→ INSTRUCTIONS FOR THE TASK: Find and copy lines holding "JSON".

──────

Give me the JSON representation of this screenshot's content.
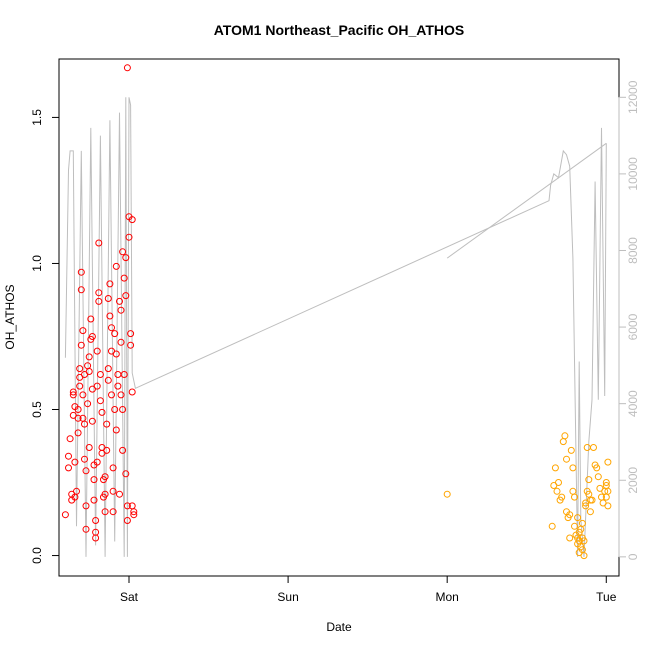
{
  "chart_data": {
    "type": "scatter",
    "title": "ATOM1 Northeast_Pacific OH_ATHOS",
    "xlabel": "Date",
    "ylabel": "OH_ATHOS",
    "y2label": "",
    "x_ticks": [
      "Sat",
      "Sun",
      "Mon",
      "Tue"
    ],
    "x_tick_values": [
      1.0,
      2.0,
      3.0,
      4.0
    ],
    "xlim": [
      0.56,
      4.08
    ],
    "ylim": [
      -0.07,
      1.7
    ],
    "y_ticks": [
      0.0,
      0.5,
      1.0,
      1.5
    ],
    "y_tick_labels": [
      "0.0",
      "0.5",
      "1.0",
      "1.5"
    ],
    "y2lim": [
      -500,
      13000
    ],
    "y2_ticks": [
      0,
      2000,
      4000,
      6000,
      8000,
      10000,
      12000
    ],
    "y2_tick_labels": [
      "0",
      "2000",
      "4000",
      "6000",
      "8000",
      "10000",
      "12000"
    ],
    "grid": false,
    "legend": "none",
    "series": [
      {
        "color": "#ff0000",
        "marker": "open-circle",
        "points": [
          [
            0.6,
            0.14
          ],
          [
            0.62,
            0.3
          ],
          [
            0.62,
            0.34
          ],
          [
            0.63,
            0.4
          ],
          [
            0.64,
            0.19
          ],
          [
            0.64,
            0.21
          ],
          [
            0.65,
            0.56
          ],
          [
            0.65,
            0.48
          ],
          [
            0.65,
            0.55
          ],
          [
            0.66,
            0.51
          ],
          [
            0.66,
            0.2
          ],
          [
            0.66,
            0.32
          ],
          [
            0.67,
            0.22
          ],
          [
            0.68,
            0.5
          ],
          [
            0.68,
            0.47
          ],
          [
            0.68,
            0.42
          ],
          [
            0.69,
            0.58
          ],
          [
            0.69,
            0.61
          ],
          [
            0.69,
            0.64
          ],
          [
            0.7,
            0.72
          ],
          [
            0.7,
            0.97
          ],
          [
            0.7,
            0.91
          ],
          [
            0.71,
            0.77
          ],
          [
            0.71,
            0.55
          ],
          [
            0.71,
            0.47
          ],
          [
            0.72,
            0.45
          ],
          [
            0.72,
            0.62
          ],
          [
            0.72,
            0.33
          ],
          [
            0.73,
            0.29
          ],
          [
            0.73,
            0.17
          ],
          [
            0.73,
            0.09
          ],
          [
            0.74,
            0.65
          ],
          [
            0.74,
            0.52
          ],
          [
            0.75,
            0.37
          ],
          [
            0.75,
            0.63
          ],
          [
            0.75,
            0.68
          ],
          [
            0.76,
            0.81
          ],
          [
            0.76,
            0.74
          ],
          [
            0.77,
            0.75
          ],
          [
            0.77,
            0.57
          ],
          [
            0.77,
            0.46
          ],
          [
            0.78,
            0.31
          ],
          [
            0.78,
            0.26
          ],
          [
            0.78,
            0.19
          ],
          [
            0.79,
            0.12
          ],
          [
            0.79,
            0.06
          ],
          [
            0.79,
            0.08
          ],
          [
            0.8,
            0.32
          ],
          [
            0.8,
            0.58
          ],
          [
            0.8,
            0.7
          ],
          [
            0.81,
            0.9
          ],
          [
            0.81,
            1.07
          ],
          [
            0.81,
            0.87
          ],
          [
            0.82,
            0.53
          ],
          [
            0.82,
            0.62
          ],
          [
            0.83,
            0.37
          ],
          [
            0.83,
            0.35
          ],
          [
            0.83,
            0.49
          ],
          [
            0.84,
            0.26
          ],
          [
            0.84,
            0.2
          ],
          [
            0.85,
            0.15
          ],
          [
            0.85,
            0.21
          ],
          [
            0.85,
            0.27
          ],
          [
            0.86,
            0.36
          ],
          [
            0.86,
            0.45
          ],
          [
            0.87,
            0.64
          ],
          [
            0.87,
            0.6
          ],
          [
            0.87,
            0.88
          ],
          [
            0.88,
            0.93
          ],
          [
            0.88,
            0.82
          ],
          [
            0.89,
            0.7
          ],
          [
            0.89,
            0.78
          ],
          [
            0.89,
            0.55
          ],
          [
            0.9,
            0.3
          ],
          [
            0.9,
            0.22
          ],
          [
            0.9,
            0.15
          ],
          [
            0.91,
            0.76
          ],
          [
            0.91,
            0.5
          ],
          [
            0.92,
            0.43
          ],
          [
            0.92,
            0.99
          ],
          [
            0.92,
            0.69
          ],
          [
            0.93,
            0.62
          ],
          [
            0.93,
            0.58
          ],
          [
            0.94,
            0.21
          ],
          [
            0.94,
            0.87
          ],
          [
            0.95,
            0.84
          ],
          [
            0.95,
            0.73
          ],
          [
            0.95,
            0.55
          ],
          [
            0.96,
            0.5
          ],
          [
            0.96,
            0.36
          ],
          [
            0.96,
            1.04
          ],
          [
            0.97,
            0.95
          ],
          [
            0.97,
            0.62
          ],
          [
            0.98,
            1.02
          ],
          [
            0.98,
            0.89
          ],
          [
            0.98,
            0.28
          ],
          [
            0.99,
            0.17
          ],
          [
            0.99,
            0.12
          ],
          [
            0.99,
            1.67
          ],
          [
            1.0,
            1.16
          ],
          [
            1.0,
            1.09
          ],
          [
            1.01,
            0.72
          ],
          [
            1.01,
            0.76
          ],
          [
            1.02,
            0.56
          ],
          [
            1.02,
            1.15
          ],
          [
            1.02,
            0.17
          ],
          [
            1.03,
            0.14
          ],
          [
            1.03,
            0.15
          ]
        ]
      },
      {
        "color": "#ffa500",
        "marker": "open-circle",
        "points": [
          [
            3.0,
            0.21
          ],
          [
            3.66,
            0.1
          ],
          [
            3.67,
            0.24
          ],
          [
            3.68,
            0.3
          ],
          [
            3.69,
            0.22
          ],
          [
            3.7,
            0.25
          ],
          [
            3.71,
            0.19
          ],
          [
            3.72,
            0.2
          ],
          [
            3.73,
            0.39
          ],
          [
            3.74,
            0.41
          ],
          [
            3.75,
            0.33
          ],
          [
            3.75,
            0.15
          ],
          [
            3.76,
            0.13
          ],
          [
            3.77,
            0.14
          ],
          [
            3.77,
            0.06
          ],
          [
            3.78,
            0.36
          ],
          [
            3.79,
            0.3
          ],
          [
            3.79,
            0.22
          ],
          [
            3.8,
            0.2
          ],
          [
            3.8,
            0.1
          ],
          [
            3.81,
            0.07
          ],
          [
            3.82,
            0.13
          ],
          [
            3.82,
            0.04
          ],
          [
            3.82,
            0.06
          ],
          [
            3.83,
            0.01
          ],
          [
            3.83,
            0.08
          ],
          [
            3.83,
            0.05
          ],
          [
            3.84,
            0.03
          ],
          [
            3.84,
            0.09
          ],
          [
            3.85,
            0.02
          ],
          [
            3.85,
            0.06
          ],
          [
            3.85,
            0.11
          ],
          [
            3.86,
            0.0
          ],
          [
            3.86,
            0.05
          ],
          [
            3.87,
            0.18
          ],
          [
            3.87,
            0.17
          ],
          [
            3.88,
            0.22
          ],
          [
            3.88,
            0.37
          ],
          [
            3.89,
            0.26
          ],
          [
            3.89,
            0.21
          ],
          [
            3.9,
            0.19
          ],
          [
            3.9,
            0.15
          ],
          [
            3.91,
            0.19
          ],
          [
            3.92,
            0.37
          ],
          [
            3.93,
            0.31
          ],
          [
            3.94,
            0.3
          ],
          [
            3.95,
            0.27
          ],
          [
            3.96,
            0.23
          ],
          [
            3.97,
            0.2
          ],
          [
            3.98,
            0.18
          ],
          [
            3.99,
            0.22
          ],
          [
            4.0,
            0.24
          ],
          [
            4.0,
            0.25
          ],
          [
            4.0,
            0.2
          ],
          [
            4.01,
            0.17
          ],
          [
            4.01,
            0.22
          ],
          [
            4.01,
            0.32
          ]
        ]
      }
    ],
    "secondary_line": {
      "color": "#bebebe",
      "axis": "right",
      "segments": [
        [
          [
            0.6,
            5200
          ],
          [
            0.62,
            10100
          ],
          [
            0.63,
            10600
          ],
          [
            0.65,
            10600
          ],
          [
            0.67,
            800
          ],
          [
            0.7,
            10600
          ],
          [
            0.73,
            0
          ],
          [
            0.76,
            11200
          ],
          [
            0.79,
            300
          ],
          [
            0.82,
            11000
          ],
          [
            0.85,
            0
          ],
          [
            0.88,
            11400
          ],
          [
            0.91,
            400
          ],
          [
            0.94,
            11600
          ],
          [
            0.97,
            0
          ],
          [
            0.98,
            12000
          ],
          [
            0.99,
            0
          ],
          [
            1.0,
            12000
          ],
          [
            1.01,
            11800
          ],
          [
            1.02,
            4800
          ],
          [
            1.04,
            4400
          ],
          [
            3.64,
            9300
          ],
          [
            3.65,
            9700
          ],
          [
            3.67,
            10000
          ],
          [
            3.7,
            9900
          ],
          [
            3.73,
            10600
          ],
          [
            3.75,
            10500
          ],
          [
            3.77,
            10200
          ],
          [
            3.79,
            7800
          ],
          [
            3.82,
            0
          ],
          [
            3.83,
            5100
          ],
          [
            3.84,
            1000
          ],
          [
            3.86,
            0
          ],
          [
            3.89,
            3000
          ],
          [
            3.91,
            4100
          ],
          [
            3.93,
            9800
          ],
          [
            3.95,
            4100
          ],
          [
            3.97,
            11200
          ],
          [
            3.99,
            4200
          ],
          [
            4.0,
            10800
          ]
        ],
        [
          [
            3.0,
            7800
          ],
          [
            4.0,
            10800
          ]
        ]
      ]
    }
  }
}
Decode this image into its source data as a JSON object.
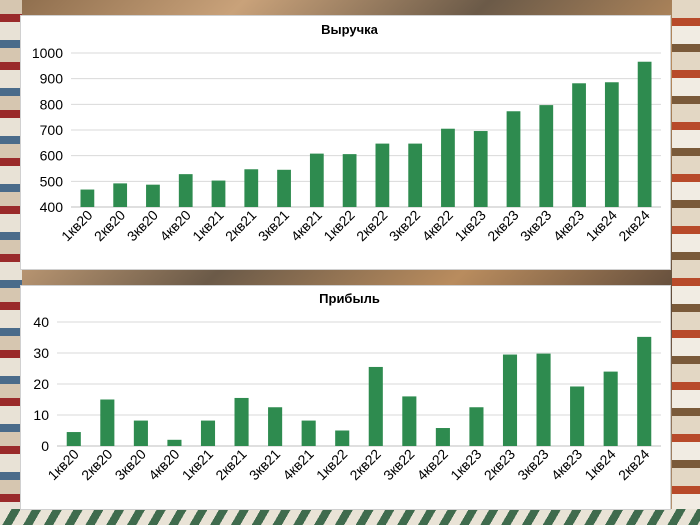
{
  "chart_data": [
    {
      "type": "bar",
      "title": "Выручка",
      "xlabel": "",
      "ylabel": "",
      "categories": [
        "1кв20",
        "2кв20",
        "3кв20",
        "4кв20",
        "1кв21",
        "2кв21",
        "3кв21",
        "4кв21",
        "1кв22",
        "2кв22",
        "3кв22",
        "4кв22",
        "1кв23",
        "2кв23",
        "3кв23",
        "4кв23",
        "1кв24",
        "2кв24"
      ],
      "values": [
        468,
        492,
        487,
        528,
        503,
        547,
        545,
        608,
        606,
        647,
        647,
        705,
        696,
        773,
        797,
        882,
        886,
        966
      ],
      "ylim": [
        400,
        1000
      ],
      "yticks": [
        400,
        500,
        600,
        700,
        800,
        900,
        1000
      ],
      "grid": true,
      "bar_color": "#2e8b4f"
    },
    {
      "type": "bar",
      "title": "Прибыль",
      "xlabel": "",
      "ylabel": "",
      "categories": [
        "1кв20",
        "2кв20",
        "3кв20",
        "4кв20",
        "1кв21",
        "2кв21",
        "3кв21",
        "4кв21",
        "1кв22",
        "2кв22",
        "3кв22",
        "4кв22",
        "1кв23",
        "2кв23",
        "3кв23",
        "4кв23",
        "1кв24",
        "2кв24"
      ],
      "values": [
        4.5,
        15,
        8.2,
        2,
        8.2,
        15.5,
        12.5,
        8.2,
        5,
        25.5,
        16,
        5.8,
        12.5,
        29.5,
        29.8,
        19.2,
        24,
        35.2
      ],
      "ylim": [
        0,
        40
      ],
      "yticks": [
        0,
        10,
        20,
        30,
        40
      ],
      "grid": true,
      "bar_color": "#2e8b4f"
    }
  ]
}
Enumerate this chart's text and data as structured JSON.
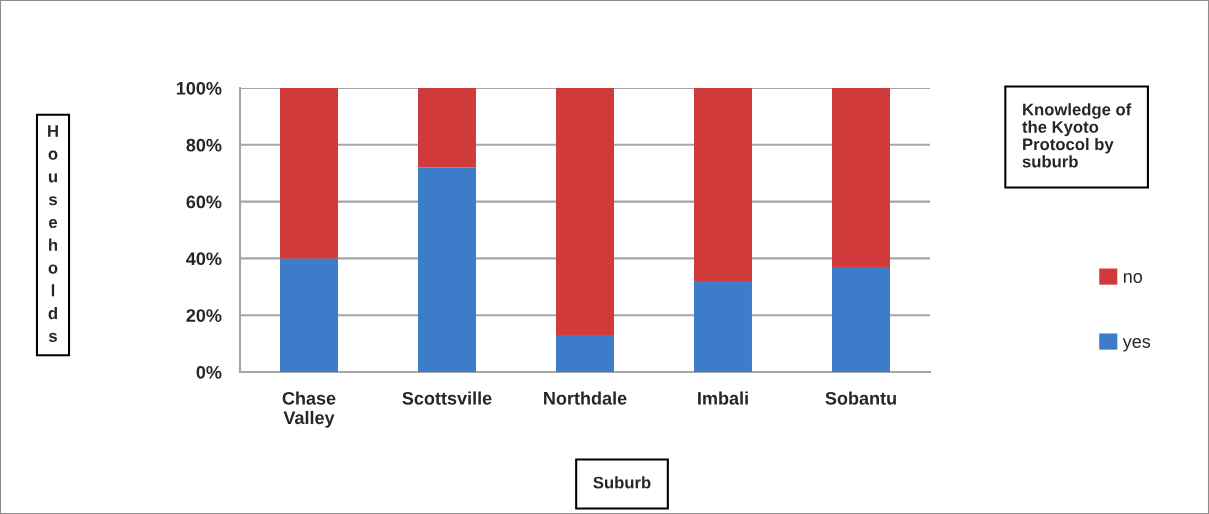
{
  "chart_data": {
    "type": "bar",
    "stacked": true,
    "categories": [
      "Chase Valley",
      "Scottsville",
      "Northdale",
      "Imbali",
      "Sobantu"
    ],
    "series": [
      {
        "name": "yes",
        "color": "#3d7cc9",
        "values": [
          40,
          72,
          13,
          32,
          37
        ]
      },
      {
        "name": "no",
        "color": "#d03a3a",
        "values": [
          60,
          28,
          87,
          68,
          63
        ]
      }
    ],
    "ylim": [
      0,
      100
    ],
    "yticks": [
      {
        "value": 0,
        "label": "0%"
      },
      {
        "value": 20,
        "label": "20%"
      },
      {
        "value": 40,
        "label": "40%"
      },
      {
        "value": 60,
        "label": "60%"
      },
      {
        "value": 80,
        "label": "80%"
      },
      {
        "value": 100,
        "label": "100%"
      }
    ],
    "grid": "y",
    "legend": "right",
    "legend_title": "Knowledge of the Kyoto Protocol by suburb",
    "xlabel": "Suburb",
    "ylabel": "Households"
  }
}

──────

→ EXERCISE RESPONSE:
Give me the JSON representation of this screenshot's content.
Decode this image into its source data as a JSON object.
Enumerate this chart's text and data as structured JSON.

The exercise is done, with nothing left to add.